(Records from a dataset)
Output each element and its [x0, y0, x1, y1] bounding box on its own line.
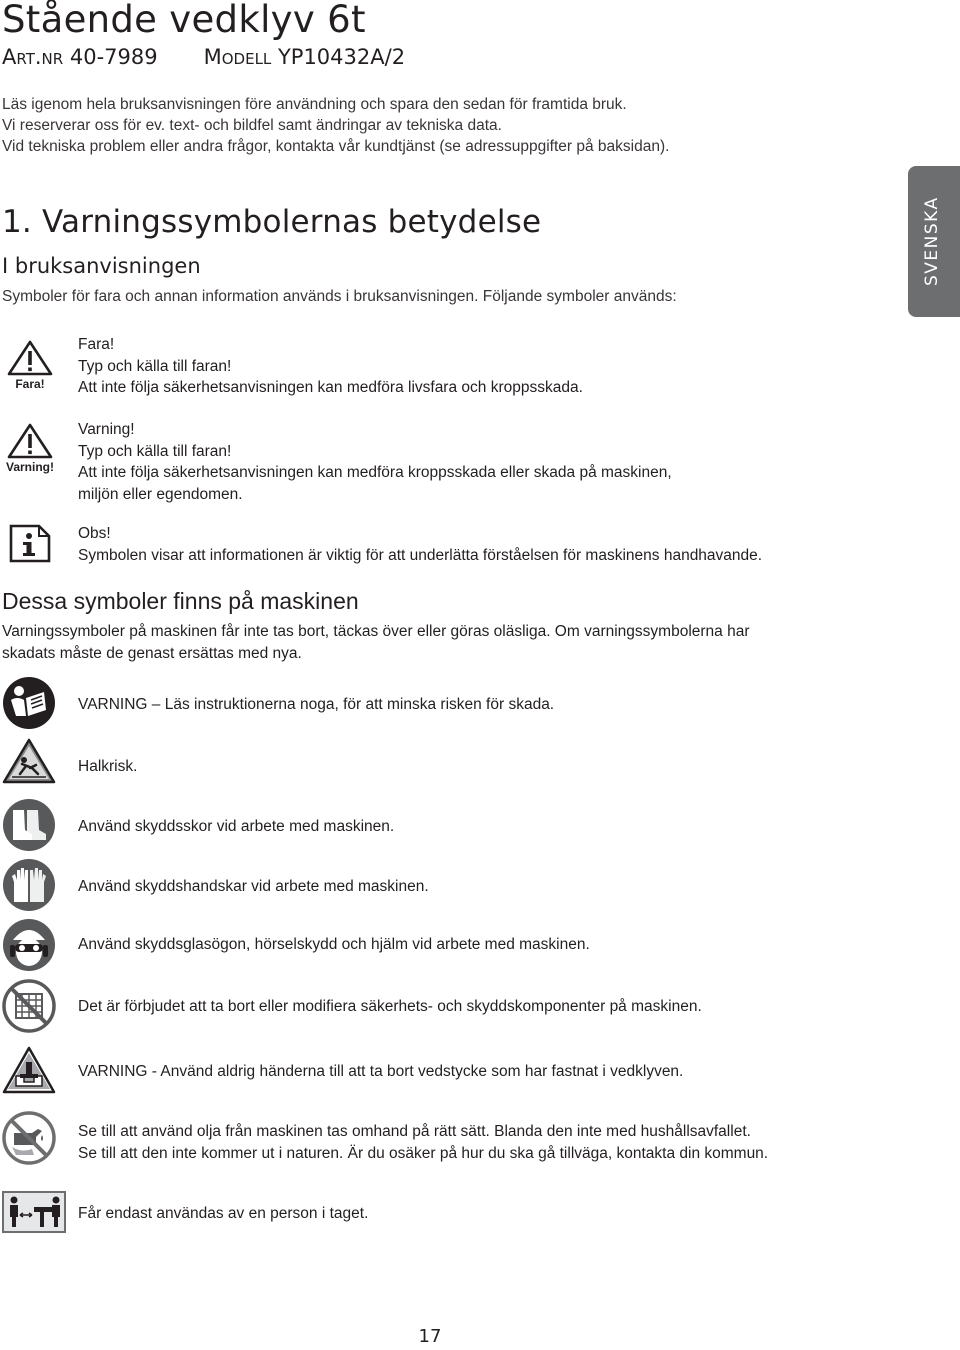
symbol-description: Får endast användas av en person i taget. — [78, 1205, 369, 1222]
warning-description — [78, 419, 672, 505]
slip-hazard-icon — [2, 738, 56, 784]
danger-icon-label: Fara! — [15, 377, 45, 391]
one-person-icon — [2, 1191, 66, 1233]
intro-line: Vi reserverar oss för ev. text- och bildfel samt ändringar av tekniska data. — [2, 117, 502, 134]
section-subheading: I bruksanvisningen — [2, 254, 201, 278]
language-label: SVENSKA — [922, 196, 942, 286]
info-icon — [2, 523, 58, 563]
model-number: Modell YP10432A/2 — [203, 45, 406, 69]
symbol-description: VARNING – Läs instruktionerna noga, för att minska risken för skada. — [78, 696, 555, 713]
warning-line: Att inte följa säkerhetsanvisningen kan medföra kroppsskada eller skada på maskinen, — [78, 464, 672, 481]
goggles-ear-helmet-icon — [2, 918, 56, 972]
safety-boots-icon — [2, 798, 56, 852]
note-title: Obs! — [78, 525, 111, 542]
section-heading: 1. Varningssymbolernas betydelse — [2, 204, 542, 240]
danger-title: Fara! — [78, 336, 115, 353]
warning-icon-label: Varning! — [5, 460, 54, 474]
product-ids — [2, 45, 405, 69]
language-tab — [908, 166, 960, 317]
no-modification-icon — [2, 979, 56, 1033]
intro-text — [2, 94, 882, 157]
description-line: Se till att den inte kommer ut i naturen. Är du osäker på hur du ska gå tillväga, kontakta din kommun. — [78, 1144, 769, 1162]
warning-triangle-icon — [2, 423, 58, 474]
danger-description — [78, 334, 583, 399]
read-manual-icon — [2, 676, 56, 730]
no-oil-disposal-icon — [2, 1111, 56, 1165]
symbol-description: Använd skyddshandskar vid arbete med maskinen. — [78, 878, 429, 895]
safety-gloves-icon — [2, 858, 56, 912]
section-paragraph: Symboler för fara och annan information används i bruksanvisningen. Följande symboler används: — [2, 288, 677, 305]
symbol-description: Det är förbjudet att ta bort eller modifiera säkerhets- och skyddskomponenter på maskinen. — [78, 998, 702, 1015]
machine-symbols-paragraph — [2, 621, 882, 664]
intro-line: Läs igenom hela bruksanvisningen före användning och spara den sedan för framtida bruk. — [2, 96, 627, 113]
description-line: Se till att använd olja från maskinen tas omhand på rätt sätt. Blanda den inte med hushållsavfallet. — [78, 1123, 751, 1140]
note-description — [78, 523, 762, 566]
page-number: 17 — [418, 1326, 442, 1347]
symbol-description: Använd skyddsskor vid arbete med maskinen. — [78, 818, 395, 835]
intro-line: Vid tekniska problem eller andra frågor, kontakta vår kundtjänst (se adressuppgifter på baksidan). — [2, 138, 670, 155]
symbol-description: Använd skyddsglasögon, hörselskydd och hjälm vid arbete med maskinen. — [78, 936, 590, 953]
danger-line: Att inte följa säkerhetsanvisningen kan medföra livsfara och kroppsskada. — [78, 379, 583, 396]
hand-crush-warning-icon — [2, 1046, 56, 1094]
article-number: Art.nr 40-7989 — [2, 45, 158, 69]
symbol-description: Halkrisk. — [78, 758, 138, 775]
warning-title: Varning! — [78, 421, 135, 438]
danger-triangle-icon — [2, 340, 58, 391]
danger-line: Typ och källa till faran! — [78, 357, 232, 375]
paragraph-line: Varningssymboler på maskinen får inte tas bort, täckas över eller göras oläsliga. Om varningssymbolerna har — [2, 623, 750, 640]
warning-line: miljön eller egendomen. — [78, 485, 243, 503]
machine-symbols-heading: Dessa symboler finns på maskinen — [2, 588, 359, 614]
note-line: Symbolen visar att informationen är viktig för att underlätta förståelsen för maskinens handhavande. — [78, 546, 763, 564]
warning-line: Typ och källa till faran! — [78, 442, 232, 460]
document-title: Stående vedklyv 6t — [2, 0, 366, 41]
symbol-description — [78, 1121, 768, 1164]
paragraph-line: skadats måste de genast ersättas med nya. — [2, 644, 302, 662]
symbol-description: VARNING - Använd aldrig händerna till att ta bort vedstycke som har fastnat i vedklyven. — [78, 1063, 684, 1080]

--

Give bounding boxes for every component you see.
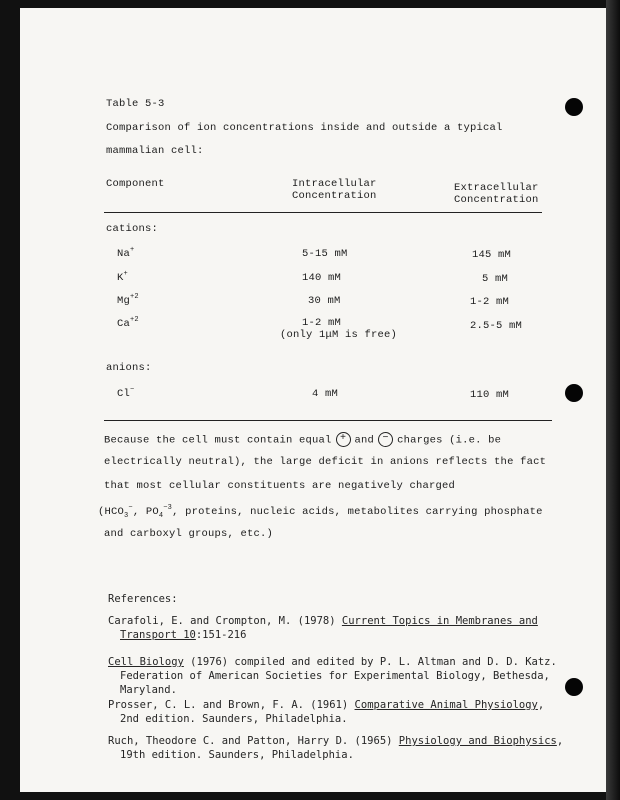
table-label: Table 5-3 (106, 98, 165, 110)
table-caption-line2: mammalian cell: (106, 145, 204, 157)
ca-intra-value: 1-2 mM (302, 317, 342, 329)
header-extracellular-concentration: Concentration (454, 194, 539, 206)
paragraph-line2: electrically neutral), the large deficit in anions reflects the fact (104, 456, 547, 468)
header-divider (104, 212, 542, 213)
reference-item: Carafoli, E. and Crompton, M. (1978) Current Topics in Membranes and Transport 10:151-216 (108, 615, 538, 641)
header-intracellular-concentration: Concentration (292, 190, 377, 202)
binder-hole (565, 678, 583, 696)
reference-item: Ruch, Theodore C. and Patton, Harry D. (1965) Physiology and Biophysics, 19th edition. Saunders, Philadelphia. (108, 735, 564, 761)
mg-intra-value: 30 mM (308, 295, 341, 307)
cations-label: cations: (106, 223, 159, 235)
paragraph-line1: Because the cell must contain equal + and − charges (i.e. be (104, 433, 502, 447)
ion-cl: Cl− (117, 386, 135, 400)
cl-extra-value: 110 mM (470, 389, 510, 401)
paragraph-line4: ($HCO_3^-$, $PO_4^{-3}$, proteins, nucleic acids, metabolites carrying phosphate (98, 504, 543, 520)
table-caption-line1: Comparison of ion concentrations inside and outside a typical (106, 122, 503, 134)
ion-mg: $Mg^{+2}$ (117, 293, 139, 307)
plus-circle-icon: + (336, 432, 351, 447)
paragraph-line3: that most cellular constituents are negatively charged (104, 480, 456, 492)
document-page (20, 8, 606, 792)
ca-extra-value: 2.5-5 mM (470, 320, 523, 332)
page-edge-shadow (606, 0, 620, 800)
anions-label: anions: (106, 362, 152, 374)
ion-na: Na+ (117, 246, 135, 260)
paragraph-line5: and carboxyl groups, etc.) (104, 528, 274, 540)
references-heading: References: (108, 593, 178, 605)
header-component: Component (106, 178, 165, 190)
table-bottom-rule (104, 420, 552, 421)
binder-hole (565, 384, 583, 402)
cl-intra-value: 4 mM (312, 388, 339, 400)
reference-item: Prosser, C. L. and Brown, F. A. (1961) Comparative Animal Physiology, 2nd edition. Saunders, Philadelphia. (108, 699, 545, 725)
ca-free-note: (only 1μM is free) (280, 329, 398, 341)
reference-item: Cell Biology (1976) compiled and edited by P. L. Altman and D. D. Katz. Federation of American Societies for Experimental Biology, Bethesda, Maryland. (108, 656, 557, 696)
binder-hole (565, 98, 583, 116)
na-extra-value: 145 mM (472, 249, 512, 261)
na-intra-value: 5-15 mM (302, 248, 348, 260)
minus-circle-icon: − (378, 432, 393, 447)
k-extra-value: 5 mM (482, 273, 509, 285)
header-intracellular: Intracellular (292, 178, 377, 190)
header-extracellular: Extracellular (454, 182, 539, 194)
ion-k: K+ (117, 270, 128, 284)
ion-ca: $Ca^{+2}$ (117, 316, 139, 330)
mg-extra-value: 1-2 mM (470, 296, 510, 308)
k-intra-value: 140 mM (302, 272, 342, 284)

◆ Problem: Select and copy every line from the records that includes the word "danger".

◆ Answer section:
danger-icon-label: Fara! — [15, 377, 45, 391]
danger-title: Fara! — [78, 336, 115, 353]
danger-description — [78, 334, 583, 399]
danger-line: Att inte följa säkerhetsanvisningen kan medföra livsfara och kroppsskada. — [78, 379, 583, 396]
danger-triangle-icon — [2, 340, 58, 391]
danger-line: Typ och källa till faran! — [78, 357, 232, 375]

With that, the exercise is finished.